(Records that describe figures)
━━━━━━━━

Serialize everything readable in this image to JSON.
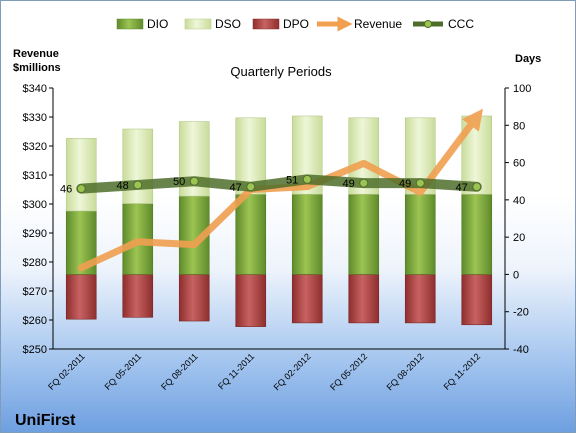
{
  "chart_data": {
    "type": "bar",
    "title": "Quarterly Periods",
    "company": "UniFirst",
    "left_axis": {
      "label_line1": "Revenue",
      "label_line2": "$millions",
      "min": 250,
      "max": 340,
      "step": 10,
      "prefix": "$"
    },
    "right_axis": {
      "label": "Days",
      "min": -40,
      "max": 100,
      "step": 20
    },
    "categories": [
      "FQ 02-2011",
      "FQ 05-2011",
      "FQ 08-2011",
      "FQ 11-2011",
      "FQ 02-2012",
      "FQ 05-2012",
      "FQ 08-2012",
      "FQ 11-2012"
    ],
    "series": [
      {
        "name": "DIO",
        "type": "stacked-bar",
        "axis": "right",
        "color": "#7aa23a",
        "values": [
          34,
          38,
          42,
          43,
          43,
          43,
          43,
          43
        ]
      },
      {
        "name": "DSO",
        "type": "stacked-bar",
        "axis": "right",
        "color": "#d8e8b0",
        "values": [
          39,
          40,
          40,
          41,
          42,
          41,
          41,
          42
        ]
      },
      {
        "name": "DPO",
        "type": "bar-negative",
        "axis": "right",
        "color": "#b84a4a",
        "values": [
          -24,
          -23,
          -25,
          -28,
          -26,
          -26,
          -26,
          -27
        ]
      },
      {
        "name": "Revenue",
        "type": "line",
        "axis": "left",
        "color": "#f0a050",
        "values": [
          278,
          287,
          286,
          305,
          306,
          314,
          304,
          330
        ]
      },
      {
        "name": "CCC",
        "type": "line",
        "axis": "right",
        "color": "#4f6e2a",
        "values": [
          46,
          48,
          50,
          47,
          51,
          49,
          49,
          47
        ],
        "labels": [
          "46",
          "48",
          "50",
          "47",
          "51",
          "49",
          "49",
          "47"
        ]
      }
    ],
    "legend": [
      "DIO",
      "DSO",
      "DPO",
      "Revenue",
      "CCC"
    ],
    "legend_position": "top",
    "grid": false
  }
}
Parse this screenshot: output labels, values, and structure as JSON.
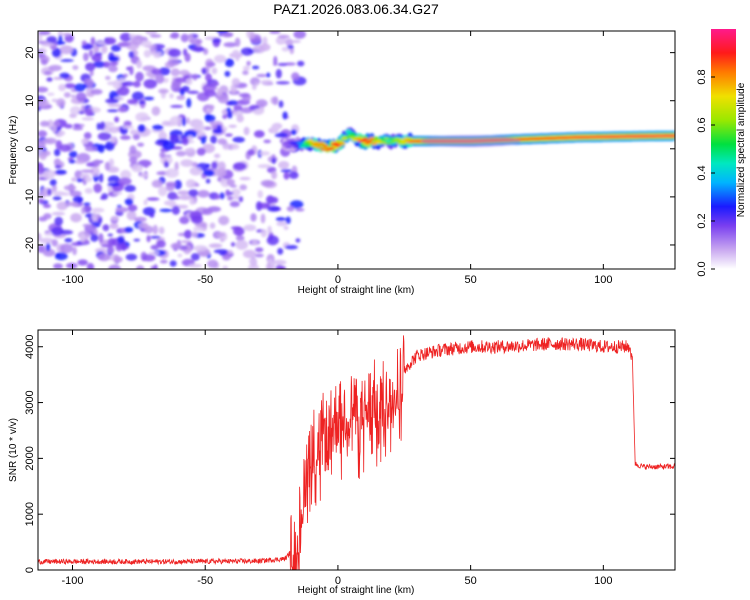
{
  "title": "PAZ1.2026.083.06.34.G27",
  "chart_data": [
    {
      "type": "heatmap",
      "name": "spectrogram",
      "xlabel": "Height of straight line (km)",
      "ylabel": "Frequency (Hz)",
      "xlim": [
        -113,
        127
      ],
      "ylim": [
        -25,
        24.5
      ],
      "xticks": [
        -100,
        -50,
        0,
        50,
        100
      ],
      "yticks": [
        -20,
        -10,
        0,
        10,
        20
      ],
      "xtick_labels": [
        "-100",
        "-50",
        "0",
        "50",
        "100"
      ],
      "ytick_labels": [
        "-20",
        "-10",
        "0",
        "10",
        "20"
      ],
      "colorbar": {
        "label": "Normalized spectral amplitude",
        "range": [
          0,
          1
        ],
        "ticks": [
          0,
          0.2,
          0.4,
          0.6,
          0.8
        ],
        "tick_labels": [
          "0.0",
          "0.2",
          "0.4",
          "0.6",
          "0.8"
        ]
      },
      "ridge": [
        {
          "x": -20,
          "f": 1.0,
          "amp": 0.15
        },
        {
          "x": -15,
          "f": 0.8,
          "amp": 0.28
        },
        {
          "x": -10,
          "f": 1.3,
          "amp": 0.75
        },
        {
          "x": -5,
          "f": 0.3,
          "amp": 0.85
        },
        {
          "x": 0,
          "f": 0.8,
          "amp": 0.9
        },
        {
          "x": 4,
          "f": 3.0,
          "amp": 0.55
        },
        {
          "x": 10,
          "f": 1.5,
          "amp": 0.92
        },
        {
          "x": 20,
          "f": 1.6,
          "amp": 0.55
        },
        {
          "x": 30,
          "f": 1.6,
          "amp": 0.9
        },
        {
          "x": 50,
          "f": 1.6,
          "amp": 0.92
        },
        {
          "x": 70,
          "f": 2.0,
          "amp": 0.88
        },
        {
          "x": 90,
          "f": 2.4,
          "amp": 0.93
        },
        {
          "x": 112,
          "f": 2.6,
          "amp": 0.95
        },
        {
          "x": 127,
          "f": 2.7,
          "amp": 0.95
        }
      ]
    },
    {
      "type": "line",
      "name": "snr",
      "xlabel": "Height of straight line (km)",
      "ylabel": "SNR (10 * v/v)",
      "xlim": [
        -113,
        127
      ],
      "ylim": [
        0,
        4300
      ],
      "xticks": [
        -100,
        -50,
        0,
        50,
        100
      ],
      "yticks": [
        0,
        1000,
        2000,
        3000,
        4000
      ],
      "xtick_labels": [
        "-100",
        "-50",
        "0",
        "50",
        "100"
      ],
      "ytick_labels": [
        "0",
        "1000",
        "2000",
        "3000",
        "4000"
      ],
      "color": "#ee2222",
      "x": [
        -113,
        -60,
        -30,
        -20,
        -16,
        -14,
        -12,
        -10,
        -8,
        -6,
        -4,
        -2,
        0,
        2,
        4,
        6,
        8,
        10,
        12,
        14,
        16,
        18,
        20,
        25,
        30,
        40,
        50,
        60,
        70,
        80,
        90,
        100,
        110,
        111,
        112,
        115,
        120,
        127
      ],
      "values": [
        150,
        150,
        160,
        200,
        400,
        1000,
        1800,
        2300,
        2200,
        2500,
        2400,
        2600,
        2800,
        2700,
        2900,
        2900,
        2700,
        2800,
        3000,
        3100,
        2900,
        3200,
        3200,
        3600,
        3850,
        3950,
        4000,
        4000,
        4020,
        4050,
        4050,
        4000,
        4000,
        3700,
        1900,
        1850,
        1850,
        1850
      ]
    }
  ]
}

━━━━━━━━

What you should do: Each record above should come back exactly the same, only without its pictures.

Expected output:
Serialize everything readable in this image to JSON.
{
  "chart_data": {
    "type": "bar",
    "title": "Quarterly Periods",
    "company": "UniFirst",
    "left_axis": {
      "label_line1": "Revenue",
      "label_line2": "$millions",
      "min": 250,
      "max": 340,
      "step": 10,
      "prefix": "$"
    },
    "right_axis": {
      "label": "Days",
      "min": -40,
      "max": 100,
      "step": 20
    },
    "categories": [
      "FQ 02-2011",
      "FQ 05-2011",
      "FQ 08-2011",
      "FQ 11-2011",
      "FQ 02-2012",
      "FQ 05-2012",
      "FQ 08-2012",
      "FQ 11-2012"
    ],
    "series": [
      {
        "name": "DIO",
        "type": "stacked-bar",
        "axis": "right",
        "color": "#7aa23a",
        "values": [
          34,
          38,
          42,
          43,
          43,
          43,
          43,
          43
        ]
      },
      {
        "name": "DSO",
        "type": "stacked-bar",
        "axis": "right",
        "color": "#d8e8b0",
        "values": [
          39,
          40,
          40,
          41,
          42,
          41,
          41,
          42
        ]
      },
      {
        "name": "DPO",
        "type": "bar-negative",
        "axis": "right",
        "color": "#b84a4a",
        "values": [
          -24,
          -23,
          -25,
          -28,
          -26,
          -26,
          -26,
          -27
        ]
      },
      {
        "name": "Revenue",
        "type": "line",
        "axis": "left",
        "color": "#f0a050",
        "values": [
          278,
          287,
          286,
          305,
          306,
          314,
          304,
          330
        ]
      },
      {
        "name": "CCC",
        "type": "line",
        "axis": "right",
        "color": "#4f6e2a",
        "values": [
          46,
          48,
          50,
          47,
          51,
          49,
          49,
          47
        ],
        "labels": [
          "46",
          "48",
          "50",
          "47",
          "51",
          "49",
          "49",
          "47"
        ]
      }
    ],
    "legend": [
      "DIO",
      "DSO",
      "DPO",
      "Revenue",
      "CCC"
    ],
    "legend_position": "top",
    "grid": false
  }
}
Parse this screenshot: output labels, values, and structure as JSON.
{
  "title": "PAZ1.2026.083.06.34.G27",
  "chart_data": [
    {
      "type": "heatmap",
      "name": "spectrogram",
      "xlabel": "Height of straight line (km)",
      "ylabel": "Frequency (Hz)",
      "xlim": [
        -113,
        127
      ],
      "ylim": [
        -25,
        24.5
      ],
      "xticks": [
        -100,
        -50,
        0,
        50,
        100
      ],
      "yticks": [
        -20,
        -10,
        0,
        10,
        20
      ],
      "xtick_labels": [
        "-100",
        "-50",
        "0",
        "50",
        "100"
      ],
      "ytick_labels": [
        "-20",
        "-10",
        "0",
        "10",
        "20"
      ],
      "colorbar": {
        "label": "Normalized spectral amplitude",
        "range": [
          0,
          1
        ],
        "ticks": [
          0,
          0.2,
          0.4,
          0.6,
          0.8
        ],
        "tick_labels": [
          "0.0",
          "0.2",
          "0.4",
          "0.6",
          "0.8"
        ]
      },
      "ridge": [
        {
          "x": -20,
          "f": 1.0,
          "amp": 0.15
        },
        {
          "x": -15,
          "f": 0.8,
          "amp": 0.28
        },
        {
          "x": -10,
          "f": 1.3,
          "amp": 0.75
        },
        {
          "x": -5,
          "f": 0.3,
          "amp": 0.85
        },
        {
          "x": 0,
          "f": 0.8,
          "amp": 0.9
        },
        {
          "x": 4,
          "f": 3.0,
          "amp": 0.55
        },
        {
          "x": 10,
          "f": 1.5,
          "amp": 0.92
        },
        {
          "x": 20,
          "f": 1.6,
          "amp": 0.55
        },
        {
          "x": 30,
          "f": 1.6,
          "amp": 0.9
        },
        {
          "x": 50,
          "f": 1.6,
          "amp": 0.92
        },
        {
          "x": 70,
          "f": 2.0,
          "amp": 0.88
        },
        {
          "x": 90,
          "f": 2.4,
          "amp": 0.93
        },
        {
          "x": 112,
          "f": 2.6,
          "amp": 0.95
        },
        {
          "x": 127,
          "f": 2.7,
          "amp": 0.95
        }
      ]
    },
    {
      "type": "line",
      "name": "snr",
      "xlabel": "Height of straight line (km)",
      "ylabel": "SNR (10 * v/v)",
      "xlim": [
        -113,
        127
      ],
      "ylim": [
        0,
        4300
      ],
      "xticks": [
        -100,
        -50,
        0,
        50,
        100
      ],
      "yticks": [
        0,
        1000,
        2000,
        3000,
        4000
      ],
      "xtick_labels": [
        "-100",
        "-50",
        "0",
        "50",
        "100"
      ],
      "ytick_labels": [
        "0",
        "1000",
        "2000",
        "3000",
        "4000"
      ],
      "color": "#ee2222",
      "x": [
        -113,
        -60,
        -30,
        -20,
        -16,
        -14,
        -12,
        -10,
        -8,
        -6,
        -4,
        -2,
        0,
        2,
        4,
        6,
        8,
        10,
        12,
        14,
        16,
        18,
        20,
        25,
        30,
        40,
        50,
        60,
        70,
        80,
        90,
        100,
        110,
        111,
        112,
        115,
        120,
        127
      ],
      "values": [
        150,
        150,
        160,
        200,
        400,
        1000,
        1800,
        2300,
        2200,
        2500,
        2400,
        2600,
        2800,
        2700,
        2900,
        2900,
        2700,
        2800,
        3000,
        3100,
        2900,
        3200,
        3200,
        3600,
        3850,
        3950,
        4000,
        4000,
        4020,
        4050,
        4050,
        4000,
        4000,
        3700,
        1900,
        1850,
        1850,
        1850
      ]
    }
  ]
}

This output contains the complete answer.